Records shown:
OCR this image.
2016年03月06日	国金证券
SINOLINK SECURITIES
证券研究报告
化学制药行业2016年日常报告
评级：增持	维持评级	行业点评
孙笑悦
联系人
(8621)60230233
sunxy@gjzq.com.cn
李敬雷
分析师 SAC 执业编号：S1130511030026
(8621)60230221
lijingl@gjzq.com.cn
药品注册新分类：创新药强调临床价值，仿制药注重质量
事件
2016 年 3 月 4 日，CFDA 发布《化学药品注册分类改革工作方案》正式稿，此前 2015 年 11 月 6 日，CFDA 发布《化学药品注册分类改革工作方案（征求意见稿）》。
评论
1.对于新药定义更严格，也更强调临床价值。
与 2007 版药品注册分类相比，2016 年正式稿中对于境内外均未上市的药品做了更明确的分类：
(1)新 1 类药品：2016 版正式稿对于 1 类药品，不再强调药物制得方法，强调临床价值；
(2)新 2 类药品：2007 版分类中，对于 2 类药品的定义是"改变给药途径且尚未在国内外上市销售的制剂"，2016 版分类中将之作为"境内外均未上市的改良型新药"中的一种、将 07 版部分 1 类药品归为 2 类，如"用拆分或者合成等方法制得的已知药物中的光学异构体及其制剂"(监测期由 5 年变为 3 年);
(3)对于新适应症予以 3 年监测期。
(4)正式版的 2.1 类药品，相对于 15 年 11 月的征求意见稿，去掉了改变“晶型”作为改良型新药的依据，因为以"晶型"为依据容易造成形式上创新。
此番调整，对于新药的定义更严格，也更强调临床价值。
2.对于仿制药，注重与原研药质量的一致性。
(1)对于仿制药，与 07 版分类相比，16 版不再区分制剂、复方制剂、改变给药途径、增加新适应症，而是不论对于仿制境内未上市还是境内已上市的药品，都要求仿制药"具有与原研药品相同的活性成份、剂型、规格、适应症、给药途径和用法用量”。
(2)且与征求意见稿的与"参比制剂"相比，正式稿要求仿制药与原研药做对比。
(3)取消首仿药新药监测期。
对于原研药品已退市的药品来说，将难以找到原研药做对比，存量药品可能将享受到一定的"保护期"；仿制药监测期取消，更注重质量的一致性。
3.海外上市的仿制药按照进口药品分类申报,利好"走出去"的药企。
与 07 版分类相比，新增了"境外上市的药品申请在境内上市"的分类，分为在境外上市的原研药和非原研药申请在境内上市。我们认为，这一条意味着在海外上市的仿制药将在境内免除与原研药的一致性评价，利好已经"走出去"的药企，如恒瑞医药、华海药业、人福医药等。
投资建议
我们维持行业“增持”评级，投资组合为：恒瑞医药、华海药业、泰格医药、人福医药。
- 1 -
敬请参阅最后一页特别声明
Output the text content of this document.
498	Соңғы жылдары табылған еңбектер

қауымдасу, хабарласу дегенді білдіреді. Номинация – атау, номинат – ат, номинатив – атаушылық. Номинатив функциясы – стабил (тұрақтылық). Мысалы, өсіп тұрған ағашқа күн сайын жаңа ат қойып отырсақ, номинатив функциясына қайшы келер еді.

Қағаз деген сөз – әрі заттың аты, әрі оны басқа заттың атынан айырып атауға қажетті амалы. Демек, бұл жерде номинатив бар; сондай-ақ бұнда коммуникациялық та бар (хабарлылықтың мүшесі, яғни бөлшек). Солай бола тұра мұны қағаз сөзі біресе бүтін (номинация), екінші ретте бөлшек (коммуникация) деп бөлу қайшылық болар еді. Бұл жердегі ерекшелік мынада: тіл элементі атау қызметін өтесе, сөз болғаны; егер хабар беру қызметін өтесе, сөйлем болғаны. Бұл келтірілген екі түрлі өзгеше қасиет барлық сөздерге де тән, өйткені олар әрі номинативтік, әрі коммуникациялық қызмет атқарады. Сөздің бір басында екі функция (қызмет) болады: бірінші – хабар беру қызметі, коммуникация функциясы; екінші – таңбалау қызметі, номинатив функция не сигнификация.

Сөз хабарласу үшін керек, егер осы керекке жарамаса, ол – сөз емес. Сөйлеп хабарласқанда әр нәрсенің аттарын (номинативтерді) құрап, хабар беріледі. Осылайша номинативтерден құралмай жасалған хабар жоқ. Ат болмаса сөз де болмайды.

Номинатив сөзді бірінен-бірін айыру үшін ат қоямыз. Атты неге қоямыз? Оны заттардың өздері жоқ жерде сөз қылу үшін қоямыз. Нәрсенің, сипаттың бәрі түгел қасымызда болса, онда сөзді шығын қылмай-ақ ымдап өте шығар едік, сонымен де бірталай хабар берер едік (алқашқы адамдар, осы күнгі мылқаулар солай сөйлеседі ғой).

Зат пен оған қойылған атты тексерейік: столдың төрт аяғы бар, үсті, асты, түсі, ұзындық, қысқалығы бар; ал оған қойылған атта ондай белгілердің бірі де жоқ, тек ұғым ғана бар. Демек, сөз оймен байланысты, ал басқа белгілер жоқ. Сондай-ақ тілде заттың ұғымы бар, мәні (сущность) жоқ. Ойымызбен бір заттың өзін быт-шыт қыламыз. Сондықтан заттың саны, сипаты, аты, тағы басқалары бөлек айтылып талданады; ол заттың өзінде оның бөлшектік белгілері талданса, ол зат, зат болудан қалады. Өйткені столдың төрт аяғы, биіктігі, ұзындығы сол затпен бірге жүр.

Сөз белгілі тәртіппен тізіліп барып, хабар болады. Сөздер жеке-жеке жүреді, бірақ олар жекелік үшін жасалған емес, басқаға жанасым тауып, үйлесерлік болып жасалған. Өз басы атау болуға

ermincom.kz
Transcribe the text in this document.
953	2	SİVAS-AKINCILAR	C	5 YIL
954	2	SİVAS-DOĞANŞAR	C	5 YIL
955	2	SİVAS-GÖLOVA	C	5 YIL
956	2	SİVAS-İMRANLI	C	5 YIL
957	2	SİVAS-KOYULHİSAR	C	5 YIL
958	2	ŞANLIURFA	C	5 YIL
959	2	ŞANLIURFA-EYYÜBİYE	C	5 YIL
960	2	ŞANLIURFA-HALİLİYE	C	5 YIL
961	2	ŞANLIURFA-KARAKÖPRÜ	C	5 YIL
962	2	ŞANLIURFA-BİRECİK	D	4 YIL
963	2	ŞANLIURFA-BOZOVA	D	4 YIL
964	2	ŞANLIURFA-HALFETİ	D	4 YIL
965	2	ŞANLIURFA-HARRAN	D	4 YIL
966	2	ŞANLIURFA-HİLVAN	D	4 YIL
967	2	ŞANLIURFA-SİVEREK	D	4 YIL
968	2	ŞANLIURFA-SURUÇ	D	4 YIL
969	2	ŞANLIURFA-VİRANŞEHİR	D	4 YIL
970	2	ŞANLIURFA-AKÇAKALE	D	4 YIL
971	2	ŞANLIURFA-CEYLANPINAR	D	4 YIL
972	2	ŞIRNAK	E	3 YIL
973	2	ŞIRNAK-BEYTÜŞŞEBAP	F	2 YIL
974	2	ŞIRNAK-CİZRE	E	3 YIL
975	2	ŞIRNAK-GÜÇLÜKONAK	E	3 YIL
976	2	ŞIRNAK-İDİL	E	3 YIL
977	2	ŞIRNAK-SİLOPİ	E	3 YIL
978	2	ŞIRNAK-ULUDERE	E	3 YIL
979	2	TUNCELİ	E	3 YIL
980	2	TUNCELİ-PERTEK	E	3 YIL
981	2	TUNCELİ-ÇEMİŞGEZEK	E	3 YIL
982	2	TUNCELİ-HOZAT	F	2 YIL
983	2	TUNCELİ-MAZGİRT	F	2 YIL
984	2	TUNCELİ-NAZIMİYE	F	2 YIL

Given request: Go through the preceding material and copy each line that has the word "SİVAS".

Completed exercise:
953	2	SİVAS-AKINCILAR	C	5 YIL
954	2	SİVAS-DOĞANŞAR	C	5 YIL
955	2	SİVAS-GÖLOVA	C	5 YIL
956	2	SİVAS-İMRANLI	C	5 YIL
957	2	SİVAS-KOYULHİSAR	C	5 YIL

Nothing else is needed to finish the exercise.